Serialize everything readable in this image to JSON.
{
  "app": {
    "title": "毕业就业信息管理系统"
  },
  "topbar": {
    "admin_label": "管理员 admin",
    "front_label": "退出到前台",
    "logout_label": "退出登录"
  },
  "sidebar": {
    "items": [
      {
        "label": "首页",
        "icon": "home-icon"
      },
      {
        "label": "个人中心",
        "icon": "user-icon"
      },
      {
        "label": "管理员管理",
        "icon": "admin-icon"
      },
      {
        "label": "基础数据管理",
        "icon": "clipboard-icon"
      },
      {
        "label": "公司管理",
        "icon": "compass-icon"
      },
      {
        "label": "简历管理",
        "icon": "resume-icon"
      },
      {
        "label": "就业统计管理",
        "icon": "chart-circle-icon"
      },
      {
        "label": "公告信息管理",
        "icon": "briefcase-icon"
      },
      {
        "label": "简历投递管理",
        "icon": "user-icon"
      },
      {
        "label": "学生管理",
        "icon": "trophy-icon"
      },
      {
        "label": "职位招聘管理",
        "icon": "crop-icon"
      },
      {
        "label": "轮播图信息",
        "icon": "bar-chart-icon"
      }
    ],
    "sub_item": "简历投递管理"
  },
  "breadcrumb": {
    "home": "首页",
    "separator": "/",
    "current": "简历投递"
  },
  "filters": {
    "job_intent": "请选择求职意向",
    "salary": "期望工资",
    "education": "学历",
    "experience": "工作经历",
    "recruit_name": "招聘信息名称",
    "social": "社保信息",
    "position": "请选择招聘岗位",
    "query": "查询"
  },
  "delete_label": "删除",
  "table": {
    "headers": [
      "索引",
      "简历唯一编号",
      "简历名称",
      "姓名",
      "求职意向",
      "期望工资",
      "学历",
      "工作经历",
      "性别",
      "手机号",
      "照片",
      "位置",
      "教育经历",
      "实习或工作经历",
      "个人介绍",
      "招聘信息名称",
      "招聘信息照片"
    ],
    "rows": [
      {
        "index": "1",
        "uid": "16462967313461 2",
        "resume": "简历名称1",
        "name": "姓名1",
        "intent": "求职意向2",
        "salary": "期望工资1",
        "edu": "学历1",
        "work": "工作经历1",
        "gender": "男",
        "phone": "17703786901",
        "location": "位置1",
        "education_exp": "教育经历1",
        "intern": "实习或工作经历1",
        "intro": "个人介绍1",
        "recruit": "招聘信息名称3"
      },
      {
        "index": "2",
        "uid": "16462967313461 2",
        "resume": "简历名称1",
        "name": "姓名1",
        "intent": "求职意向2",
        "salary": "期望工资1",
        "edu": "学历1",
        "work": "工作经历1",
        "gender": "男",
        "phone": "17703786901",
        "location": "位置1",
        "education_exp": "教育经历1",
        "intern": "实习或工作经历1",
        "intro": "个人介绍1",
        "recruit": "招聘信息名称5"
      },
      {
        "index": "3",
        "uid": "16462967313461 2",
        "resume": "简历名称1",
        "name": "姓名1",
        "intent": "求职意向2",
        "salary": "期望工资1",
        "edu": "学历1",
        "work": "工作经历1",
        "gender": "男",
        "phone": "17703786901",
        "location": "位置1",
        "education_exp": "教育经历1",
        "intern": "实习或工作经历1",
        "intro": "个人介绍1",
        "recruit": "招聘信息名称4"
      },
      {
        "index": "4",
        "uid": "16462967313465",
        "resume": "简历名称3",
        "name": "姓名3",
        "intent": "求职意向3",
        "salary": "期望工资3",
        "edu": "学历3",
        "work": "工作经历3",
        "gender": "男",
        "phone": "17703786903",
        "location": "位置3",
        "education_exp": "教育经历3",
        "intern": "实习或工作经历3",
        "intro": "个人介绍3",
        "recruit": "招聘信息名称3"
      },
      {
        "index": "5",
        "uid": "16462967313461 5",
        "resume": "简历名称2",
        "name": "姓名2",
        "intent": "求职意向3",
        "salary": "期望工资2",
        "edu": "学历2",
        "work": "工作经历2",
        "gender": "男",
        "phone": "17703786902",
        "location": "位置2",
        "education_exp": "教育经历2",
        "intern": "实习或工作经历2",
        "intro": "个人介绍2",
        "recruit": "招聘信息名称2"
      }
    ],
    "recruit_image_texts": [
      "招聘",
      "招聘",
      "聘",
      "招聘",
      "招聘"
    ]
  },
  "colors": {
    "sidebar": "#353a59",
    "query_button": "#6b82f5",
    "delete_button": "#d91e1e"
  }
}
•••
#### Objective:
Without leaving anything out, give the entries again exactly.

#### Complete output:
Serialize everything readable in this image to JSON.
{
  "app": {
    "title": "毕业就业信息管理系统"
  },
  "topbar": {
    "admin_label": "管理员 admin",
    "front_label": "退出到前台",
    "logout_label": "退出登录"
  },
  "sidebar": {
    "items": [
      {
        "label": "首页",
        "icon": "home-icon"
      },
      {
        "label": "个人中心",
        "icon": "user-icon"
      },
      {
        "label": "管理员管理",
        "icon": "admin-icon"
      },
      {
        "label": "基础数据管理",
        "icon": "clipboard-icon"
      },
      {
        "label": "公司管理",
        "icon": "compass-icon"
      },
      {
        "label": "简历管理",
        "icon": "resume-icon"
      },
      {
        "label": "就业统计管理",
        "icon": "chart-circle-icon"
      },
      {
        "label": "公告信息管理",
        "icon": "briefcase-icon"
      },
      {
        "label": "简历投递管理",
        "icon": "user-icon"
      },
      {
        "label": "学生管理",
        "icon": "trophy-icon"
      },
      {
        "label": "职位招聘管理",
        "icon": "crop-icon"
      },
      {
        "label": "轮播图信息",
        "icon": "bar-chart-icon"
      }
    ],
    "sub_item": "简历投递管理"
  },
  "breadcrumb": {
    "home": "首页",
    "separator": "/",
    "current": "简历投递"
  },
  "filters": {
    "job_intent": "请选择求职意向",
    "salary": "期望工资",
    "education": "学历",
    "experience": "工作经历",
    "recruit_name": "招聘信息名称",
    "social": "社保信息",
    "position": "请选择招聘岗位",
    "query": "查询"
  },
  "delete_label": "删除",
  "table": {
    "headers": [
      "索引",
      "简历唯一编号",
      "简历名称",
      "姓名",
      "求职意向",
      "期望工资",
      "学历",
      "工作经历",
      "性别",
      "手机号",
      "照片",
      "位置",
      "教育经历",
      "实习或工作经历",
      "个人介绍",
      "招聘信息名称",
      "招聘信息照片"
    ],
    "rows": [
      {
        "index": "1",
        "uid": "16462967313461 2",
        "resume": "简历名称1",
        "name": "姓名1",
        "intent": "求职意向2",
        "salary": "期望工资1",
        "edu": "学历1",
        "work": "工作经历1",
        "gender": "男",
        "phone": "17703786901",
        "location": "位置1",
        "education_exp": "教育经历1",
        "intern": "实习或工作经历1",
        "intro": "个人介绍1",
        "recruit": "招聘信息名称3"
      },
      {
        "index": "2",
        "uid": "16462967313461 2",
        "resume": "简历名称1",
        "name": "姓名1",
        "intent": "求职意向2",
        "salary": "期望工资1",
        "edu": "学历1",
        "work": "工作经历1",
        "gender": "男",
        "phone": "17703786901",
        "location": "位置1",
        "education_exp": "教育经历1",
        "intern": "实习或工作经历1",
        "intro": "个人介绍1",
        "recruit": "招聘信息名称5"
      },
      {
        "index": "3",
        "uid": "16462967313461 2",
        "resume": "简历名称1",
        "name": "姓名1",
        "intent": "求职意向2",
        "salary": "期望工资1",
        "edu": "学历1",
        "work": "工作经历1",
        "gender": "男",
        "phone": "17703786901",
        "location": "位置1",
        "education_exp": "教育经历1",
        "intern": "实习或工作经历1",
        "intro": "个人介绍1",
        "recruit": "招聘信息名称4"
      },
      {
        "index": "4",
        "uid": "16462967313465",
        "resume": "简历名称3",
        "name": "姓名3",
        "intent": "求职意向3",
        "salary": "期望工资3",
        "edu": "学历3",
        "work": "工作经历3",
        "gender": "男",
        "phone": "17703786903",
        "location": "位置3",
        "education_exp": "教育经历3",
        "intern": "实习或工作经历3",
        "intro": "个人介绍3",
        "recruit": "招聘信息名称3"
      },
      {
        "index": "5",
        "uid": "16462967313461 5",
        "resume": "简历名称2",
        "name": "姓名2",
        "intent": "求职意向3",
        "salary": "期望工资2",
        "edu": "学历2",
        "work": "工作经历2",
        "gender": "男",
        "phone": "17703786902",
        "location": "位置2",
        "education_exp": "教育经历2",
        "intern": "实习或工作经历2",
        "intro": "个人介绍2",
        "recruit": "招聘信息名称2"
      }
    ],
    "recruit_image_texts": [
      "招聘",
      "招聘",
      "聘",
      "招聘",
      "招聘"
    ]
  },
  "colors": {
    "sidebar": "#353a59",
    "query_button": "#6b82f5",
    "delete_button": "#d91e1e"
  }
}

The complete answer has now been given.